Reproduce the records below in full and exactly, without their images.

*Listed records*.
::::::::::

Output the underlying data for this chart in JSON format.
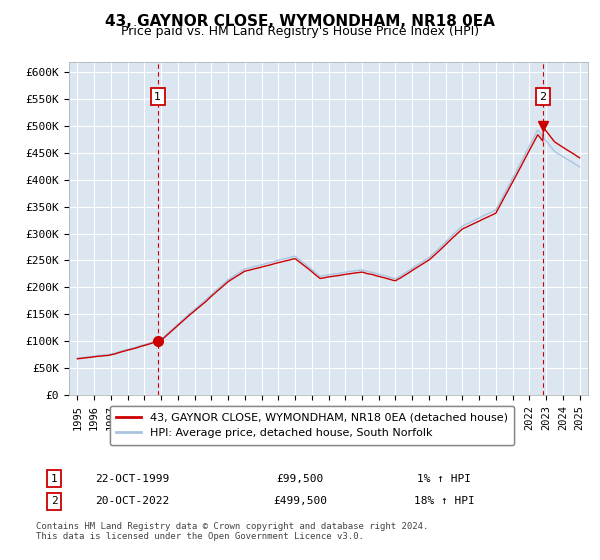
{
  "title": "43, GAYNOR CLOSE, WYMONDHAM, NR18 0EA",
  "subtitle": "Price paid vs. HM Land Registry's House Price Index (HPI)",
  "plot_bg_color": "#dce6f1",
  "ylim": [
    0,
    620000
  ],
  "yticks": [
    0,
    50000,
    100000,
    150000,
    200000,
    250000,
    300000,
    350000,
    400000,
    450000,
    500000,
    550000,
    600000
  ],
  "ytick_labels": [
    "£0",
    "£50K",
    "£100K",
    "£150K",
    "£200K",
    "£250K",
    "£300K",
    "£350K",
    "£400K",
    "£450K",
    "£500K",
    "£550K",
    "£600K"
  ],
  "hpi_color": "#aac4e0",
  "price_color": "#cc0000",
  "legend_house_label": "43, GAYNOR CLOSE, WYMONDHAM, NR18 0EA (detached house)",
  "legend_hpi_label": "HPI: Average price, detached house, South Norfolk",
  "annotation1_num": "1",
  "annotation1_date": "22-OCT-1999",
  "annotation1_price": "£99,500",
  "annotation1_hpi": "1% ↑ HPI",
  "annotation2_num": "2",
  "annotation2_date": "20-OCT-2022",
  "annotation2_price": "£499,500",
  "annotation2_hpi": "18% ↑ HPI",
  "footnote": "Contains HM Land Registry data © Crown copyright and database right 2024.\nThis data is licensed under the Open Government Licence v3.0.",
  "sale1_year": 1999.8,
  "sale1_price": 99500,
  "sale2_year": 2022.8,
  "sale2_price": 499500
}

::::::::::

*Answer to this task*.
Output the underlying data for this chart in JSON format.
{
  "title": "43, GAYNOR CLOSE, WYMONDHAM, NR18 0EA",
  "subtitle": "Price paid vs. HM Land Registry's House Price Index (HPI)",
  "plot_bg_color": "#dce6f1",
  "ylim": [
    0,
    620000
  ],
  "yticks": [
    0,
    50000,
    100000,
    150000,
    200000,
    250000,
    300000,
    350000,
    400000,
    450000,
    500000,
    550000,
    600000
  ],
  "ytick_labels": [
    "£0",
    "£50K",
    "£100K",
    "£150K",
    "£200K",
    "£250K",
    "£300K",
    "£350K",
    "£400K",
    "£450K",
    "£500K",
    "£550K",
    "£600K"
  ],
  "hpi_color": "#aac4e0",
  "price_color": "#cc0000",
  "legend_house_label": "43, GAYNOR CLOSE, WYMONDHAM, NR18 0EA (detached house)",
  "legend_hpi_label": "HPI: Average price, detached house, South Norfolk",
  "annotation1_num": "1",
  "annotation1_date": "22-OCT-1999",
  "annotation1_price": "£99,500",
  "annotation1_hpi": "1% ↑ HPI",
  "annotation2_num": "2",
  "annotation2_date": "20-OCT-2022",
  "annotation2_price": "£499,500",
  "annotation2_hpi": "18% ↑ HPI",
  "footnote": "Contains HM Land Registry data © Crown copyright and database right 2024.\nThis data is licensed under the Open Government Licence v3.0.",
  "sale1_year": 1999.8,
  "sale1_price": 99500,
  "sale2_year": 2022.8,
  "sale2_price": 499500
}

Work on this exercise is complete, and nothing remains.